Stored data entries

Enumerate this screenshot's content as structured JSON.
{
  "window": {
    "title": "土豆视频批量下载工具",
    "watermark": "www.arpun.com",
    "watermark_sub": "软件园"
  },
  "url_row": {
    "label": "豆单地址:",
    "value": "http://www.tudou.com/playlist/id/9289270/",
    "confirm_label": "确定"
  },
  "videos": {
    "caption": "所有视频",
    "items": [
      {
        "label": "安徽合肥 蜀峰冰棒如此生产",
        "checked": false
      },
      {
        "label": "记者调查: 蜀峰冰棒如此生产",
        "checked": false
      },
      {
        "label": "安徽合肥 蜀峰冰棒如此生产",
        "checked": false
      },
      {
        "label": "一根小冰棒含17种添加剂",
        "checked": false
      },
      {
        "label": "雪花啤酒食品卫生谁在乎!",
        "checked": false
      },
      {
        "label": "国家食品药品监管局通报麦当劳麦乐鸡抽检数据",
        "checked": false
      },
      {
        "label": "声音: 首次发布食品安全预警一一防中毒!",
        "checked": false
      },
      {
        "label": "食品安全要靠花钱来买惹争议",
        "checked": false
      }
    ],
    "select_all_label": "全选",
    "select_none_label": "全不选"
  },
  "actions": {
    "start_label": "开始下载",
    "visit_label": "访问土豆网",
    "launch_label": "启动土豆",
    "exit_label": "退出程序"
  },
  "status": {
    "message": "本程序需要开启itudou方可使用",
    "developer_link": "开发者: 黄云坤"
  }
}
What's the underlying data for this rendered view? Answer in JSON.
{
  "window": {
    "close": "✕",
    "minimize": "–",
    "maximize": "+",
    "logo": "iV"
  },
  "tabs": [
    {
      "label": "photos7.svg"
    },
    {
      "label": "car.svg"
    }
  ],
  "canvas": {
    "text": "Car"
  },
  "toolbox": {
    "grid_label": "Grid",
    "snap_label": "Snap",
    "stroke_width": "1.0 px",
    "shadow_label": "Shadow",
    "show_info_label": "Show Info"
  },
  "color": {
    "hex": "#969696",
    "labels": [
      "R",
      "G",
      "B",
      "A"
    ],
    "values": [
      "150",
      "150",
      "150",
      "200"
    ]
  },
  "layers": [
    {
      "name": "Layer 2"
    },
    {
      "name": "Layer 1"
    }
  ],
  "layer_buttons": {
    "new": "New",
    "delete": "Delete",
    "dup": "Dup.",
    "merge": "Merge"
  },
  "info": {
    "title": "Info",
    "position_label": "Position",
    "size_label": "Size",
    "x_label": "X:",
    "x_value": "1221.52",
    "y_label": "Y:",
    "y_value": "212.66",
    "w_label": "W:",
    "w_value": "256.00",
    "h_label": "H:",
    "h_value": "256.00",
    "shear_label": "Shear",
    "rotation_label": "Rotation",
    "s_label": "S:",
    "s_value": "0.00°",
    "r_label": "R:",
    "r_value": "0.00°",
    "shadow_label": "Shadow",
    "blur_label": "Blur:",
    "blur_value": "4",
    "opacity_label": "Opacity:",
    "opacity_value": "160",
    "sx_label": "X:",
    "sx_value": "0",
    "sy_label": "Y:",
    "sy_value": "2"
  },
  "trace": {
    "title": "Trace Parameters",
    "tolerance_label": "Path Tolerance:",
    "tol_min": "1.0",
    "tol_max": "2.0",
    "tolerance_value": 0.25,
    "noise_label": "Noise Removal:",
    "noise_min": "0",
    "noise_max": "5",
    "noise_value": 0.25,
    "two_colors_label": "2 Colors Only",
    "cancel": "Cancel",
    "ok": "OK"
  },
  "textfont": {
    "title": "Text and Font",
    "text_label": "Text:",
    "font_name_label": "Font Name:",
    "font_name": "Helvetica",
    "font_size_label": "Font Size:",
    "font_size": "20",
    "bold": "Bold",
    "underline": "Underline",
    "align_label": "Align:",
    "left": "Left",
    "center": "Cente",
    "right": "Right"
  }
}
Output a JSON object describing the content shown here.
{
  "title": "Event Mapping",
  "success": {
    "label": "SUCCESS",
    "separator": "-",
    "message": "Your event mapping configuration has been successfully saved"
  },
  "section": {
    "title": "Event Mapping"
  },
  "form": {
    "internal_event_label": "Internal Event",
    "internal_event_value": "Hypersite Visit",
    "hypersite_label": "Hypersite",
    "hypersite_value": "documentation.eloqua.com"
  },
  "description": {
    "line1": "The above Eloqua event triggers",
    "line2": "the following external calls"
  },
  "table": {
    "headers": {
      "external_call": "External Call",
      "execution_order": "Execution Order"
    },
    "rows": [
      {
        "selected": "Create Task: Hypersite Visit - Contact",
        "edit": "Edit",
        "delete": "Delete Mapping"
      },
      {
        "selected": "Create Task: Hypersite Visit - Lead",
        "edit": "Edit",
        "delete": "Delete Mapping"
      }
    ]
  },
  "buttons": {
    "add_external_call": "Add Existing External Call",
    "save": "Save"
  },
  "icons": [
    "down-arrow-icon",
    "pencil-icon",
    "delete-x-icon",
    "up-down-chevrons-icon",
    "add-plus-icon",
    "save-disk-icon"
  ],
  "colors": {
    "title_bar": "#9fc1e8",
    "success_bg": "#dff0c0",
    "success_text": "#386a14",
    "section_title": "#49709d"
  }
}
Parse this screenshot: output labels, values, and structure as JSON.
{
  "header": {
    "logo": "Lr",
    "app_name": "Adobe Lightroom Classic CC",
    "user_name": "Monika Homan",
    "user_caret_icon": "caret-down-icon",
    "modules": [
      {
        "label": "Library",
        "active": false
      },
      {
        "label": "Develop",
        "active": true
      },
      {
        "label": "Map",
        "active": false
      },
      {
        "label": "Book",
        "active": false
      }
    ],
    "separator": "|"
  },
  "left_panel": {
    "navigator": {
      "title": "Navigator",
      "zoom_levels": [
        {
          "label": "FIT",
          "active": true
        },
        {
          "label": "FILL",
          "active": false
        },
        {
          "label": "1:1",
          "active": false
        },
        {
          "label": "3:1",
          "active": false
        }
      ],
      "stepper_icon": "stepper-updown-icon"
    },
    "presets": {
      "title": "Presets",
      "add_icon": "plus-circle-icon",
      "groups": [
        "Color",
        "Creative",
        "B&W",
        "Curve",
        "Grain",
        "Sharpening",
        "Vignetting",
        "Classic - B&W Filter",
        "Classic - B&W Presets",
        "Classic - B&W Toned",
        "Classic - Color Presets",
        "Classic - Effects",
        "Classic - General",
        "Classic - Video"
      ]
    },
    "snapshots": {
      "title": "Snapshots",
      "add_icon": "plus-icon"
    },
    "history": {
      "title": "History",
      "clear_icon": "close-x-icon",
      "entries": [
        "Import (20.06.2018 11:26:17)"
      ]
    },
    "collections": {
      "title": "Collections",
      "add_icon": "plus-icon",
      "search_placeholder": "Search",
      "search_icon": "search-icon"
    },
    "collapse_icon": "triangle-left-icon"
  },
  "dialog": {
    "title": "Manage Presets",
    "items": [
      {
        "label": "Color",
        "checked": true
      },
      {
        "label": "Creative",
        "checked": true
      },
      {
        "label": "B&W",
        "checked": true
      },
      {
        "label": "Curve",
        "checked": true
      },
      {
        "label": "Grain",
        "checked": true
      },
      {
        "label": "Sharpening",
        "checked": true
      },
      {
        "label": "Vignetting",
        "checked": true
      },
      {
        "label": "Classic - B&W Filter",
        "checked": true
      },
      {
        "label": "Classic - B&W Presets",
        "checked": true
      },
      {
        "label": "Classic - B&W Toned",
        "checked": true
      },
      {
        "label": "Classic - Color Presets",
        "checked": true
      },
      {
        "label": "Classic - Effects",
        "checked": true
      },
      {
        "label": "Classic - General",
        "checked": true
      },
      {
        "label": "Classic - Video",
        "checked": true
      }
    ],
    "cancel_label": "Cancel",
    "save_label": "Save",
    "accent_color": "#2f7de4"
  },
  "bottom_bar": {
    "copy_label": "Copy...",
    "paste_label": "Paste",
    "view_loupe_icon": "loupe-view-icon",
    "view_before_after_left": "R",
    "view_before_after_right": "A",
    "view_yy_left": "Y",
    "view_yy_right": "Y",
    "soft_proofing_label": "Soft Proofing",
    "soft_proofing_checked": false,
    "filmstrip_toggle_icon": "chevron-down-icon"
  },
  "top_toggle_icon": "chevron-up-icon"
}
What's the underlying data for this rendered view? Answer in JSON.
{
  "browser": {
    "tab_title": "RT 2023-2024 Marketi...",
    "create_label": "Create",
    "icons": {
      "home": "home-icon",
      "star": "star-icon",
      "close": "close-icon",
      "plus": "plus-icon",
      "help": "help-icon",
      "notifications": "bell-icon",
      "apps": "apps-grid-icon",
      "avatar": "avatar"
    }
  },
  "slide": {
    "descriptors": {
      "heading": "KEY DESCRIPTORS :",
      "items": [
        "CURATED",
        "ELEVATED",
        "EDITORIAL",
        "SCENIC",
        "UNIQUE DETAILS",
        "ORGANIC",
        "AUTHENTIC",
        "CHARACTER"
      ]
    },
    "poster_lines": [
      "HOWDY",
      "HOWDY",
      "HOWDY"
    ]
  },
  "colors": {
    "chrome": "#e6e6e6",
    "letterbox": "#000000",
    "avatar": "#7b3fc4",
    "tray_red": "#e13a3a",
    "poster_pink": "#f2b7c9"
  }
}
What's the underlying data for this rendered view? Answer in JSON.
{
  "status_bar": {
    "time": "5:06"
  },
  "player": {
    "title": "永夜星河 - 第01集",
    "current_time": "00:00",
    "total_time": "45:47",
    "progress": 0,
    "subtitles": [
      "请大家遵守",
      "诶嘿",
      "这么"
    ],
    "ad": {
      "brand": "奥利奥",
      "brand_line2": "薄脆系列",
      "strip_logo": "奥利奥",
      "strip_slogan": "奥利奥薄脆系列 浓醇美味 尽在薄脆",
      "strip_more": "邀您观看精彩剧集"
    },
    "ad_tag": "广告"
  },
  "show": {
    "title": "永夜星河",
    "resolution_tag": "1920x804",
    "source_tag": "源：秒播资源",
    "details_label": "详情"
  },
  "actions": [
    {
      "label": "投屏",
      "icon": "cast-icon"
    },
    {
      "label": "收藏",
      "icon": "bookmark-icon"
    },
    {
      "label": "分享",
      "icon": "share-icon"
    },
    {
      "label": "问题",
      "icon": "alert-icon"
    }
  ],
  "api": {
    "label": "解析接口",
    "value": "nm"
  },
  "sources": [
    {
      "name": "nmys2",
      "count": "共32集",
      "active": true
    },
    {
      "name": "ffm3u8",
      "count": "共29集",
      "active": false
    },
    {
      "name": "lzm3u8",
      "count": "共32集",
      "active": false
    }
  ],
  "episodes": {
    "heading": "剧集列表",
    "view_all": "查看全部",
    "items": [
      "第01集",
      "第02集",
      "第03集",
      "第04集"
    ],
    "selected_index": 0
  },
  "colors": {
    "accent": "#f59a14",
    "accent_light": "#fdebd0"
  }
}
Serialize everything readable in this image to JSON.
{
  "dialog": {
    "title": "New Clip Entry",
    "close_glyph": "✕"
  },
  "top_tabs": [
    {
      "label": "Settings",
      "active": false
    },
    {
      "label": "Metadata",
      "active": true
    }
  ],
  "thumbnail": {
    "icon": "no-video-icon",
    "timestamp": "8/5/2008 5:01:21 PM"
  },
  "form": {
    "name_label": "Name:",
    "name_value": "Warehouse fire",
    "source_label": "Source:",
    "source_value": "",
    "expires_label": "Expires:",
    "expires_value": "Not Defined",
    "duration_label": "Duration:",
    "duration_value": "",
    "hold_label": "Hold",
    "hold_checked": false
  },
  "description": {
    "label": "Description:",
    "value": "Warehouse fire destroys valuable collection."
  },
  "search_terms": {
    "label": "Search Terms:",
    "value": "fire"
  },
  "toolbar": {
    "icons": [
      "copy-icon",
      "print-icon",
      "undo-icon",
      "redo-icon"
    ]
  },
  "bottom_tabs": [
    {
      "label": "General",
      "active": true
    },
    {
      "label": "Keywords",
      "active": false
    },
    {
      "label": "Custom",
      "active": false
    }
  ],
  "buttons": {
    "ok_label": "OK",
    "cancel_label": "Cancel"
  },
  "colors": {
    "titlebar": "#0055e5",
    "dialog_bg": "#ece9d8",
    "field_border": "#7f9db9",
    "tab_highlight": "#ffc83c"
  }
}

Task to carry out: Look through the material and copy each line that has "content".

Result of the exercise:
Enumerate this screenshot's content as structured JSON.
Output a JSON object describing the content shown here.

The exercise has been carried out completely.